Where a line in the listing below contains the word "ylabel", copy that line.
* * * * * * *
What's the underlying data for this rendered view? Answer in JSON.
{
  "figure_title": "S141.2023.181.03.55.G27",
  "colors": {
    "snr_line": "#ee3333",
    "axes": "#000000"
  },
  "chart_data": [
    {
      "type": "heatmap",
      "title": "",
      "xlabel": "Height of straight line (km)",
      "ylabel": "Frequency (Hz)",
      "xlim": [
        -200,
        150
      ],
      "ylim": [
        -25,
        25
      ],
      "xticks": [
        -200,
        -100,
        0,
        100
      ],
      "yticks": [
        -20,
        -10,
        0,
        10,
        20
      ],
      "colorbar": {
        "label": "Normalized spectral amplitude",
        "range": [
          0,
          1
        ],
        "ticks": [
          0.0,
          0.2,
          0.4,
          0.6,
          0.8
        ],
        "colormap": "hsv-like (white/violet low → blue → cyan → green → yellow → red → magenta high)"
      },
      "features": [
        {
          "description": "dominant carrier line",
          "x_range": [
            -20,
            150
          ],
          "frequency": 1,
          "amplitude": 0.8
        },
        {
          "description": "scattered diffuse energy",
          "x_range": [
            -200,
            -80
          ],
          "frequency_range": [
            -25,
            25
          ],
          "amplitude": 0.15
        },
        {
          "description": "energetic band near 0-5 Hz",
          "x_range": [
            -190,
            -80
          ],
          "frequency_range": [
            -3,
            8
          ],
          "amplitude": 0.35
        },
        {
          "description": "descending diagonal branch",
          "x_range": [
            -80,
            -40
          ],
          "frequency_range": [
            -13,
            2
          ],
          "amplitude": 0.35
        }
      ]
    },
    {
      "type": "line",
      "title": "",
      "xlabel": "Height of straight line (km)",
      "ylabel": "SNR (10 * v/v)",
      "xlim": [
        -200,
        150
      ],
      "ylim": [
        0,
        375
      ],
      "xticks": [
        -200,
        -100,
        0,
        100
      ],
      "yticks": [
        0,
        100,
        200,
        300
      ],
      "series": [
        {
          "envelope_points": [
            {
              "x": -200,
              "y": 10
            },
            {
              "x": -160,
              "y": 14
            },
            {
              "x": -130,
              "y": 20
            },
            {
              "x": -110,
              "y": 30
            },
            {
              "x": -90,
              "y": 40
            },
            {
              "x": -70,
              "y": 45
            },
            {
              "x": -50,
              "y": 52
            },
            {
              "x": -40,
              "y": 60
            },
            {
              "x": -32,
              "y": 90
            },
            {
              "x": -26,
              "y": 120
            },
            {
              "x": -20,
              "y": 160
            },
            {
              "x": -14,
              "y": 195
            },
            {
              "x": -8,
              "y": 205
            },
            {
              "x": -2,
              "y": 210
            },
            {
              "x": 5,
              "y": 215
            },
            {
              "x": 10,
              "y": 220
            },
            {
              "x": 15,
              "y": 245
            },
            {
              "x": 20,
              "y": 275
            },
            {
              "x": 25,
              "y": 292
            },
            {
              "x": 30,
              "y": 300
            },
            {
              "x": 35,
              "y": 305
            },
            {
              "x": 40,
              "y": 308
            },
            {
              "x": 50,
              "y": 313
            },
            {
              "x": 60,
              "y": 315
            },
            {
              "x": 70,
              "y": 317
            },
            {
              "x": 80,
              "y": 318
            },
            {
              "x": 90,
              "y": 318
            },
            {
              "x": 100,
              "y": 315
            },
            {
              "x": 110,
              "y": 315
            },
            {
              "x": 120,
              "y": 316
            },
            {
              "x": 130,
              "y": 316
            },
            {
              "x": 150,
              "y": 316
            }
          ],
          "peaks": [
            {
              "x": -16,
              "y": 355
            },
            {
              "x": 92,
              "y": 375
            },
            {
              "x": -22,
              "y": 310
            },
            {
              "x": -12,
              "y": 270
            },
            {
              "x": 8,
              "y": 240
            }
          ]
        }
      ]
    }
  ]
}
* * * * * * *
- [Task solution]
      "ylabel": "Frequency (Hz)",
      "ylabel": "SNR (10 * v/v)",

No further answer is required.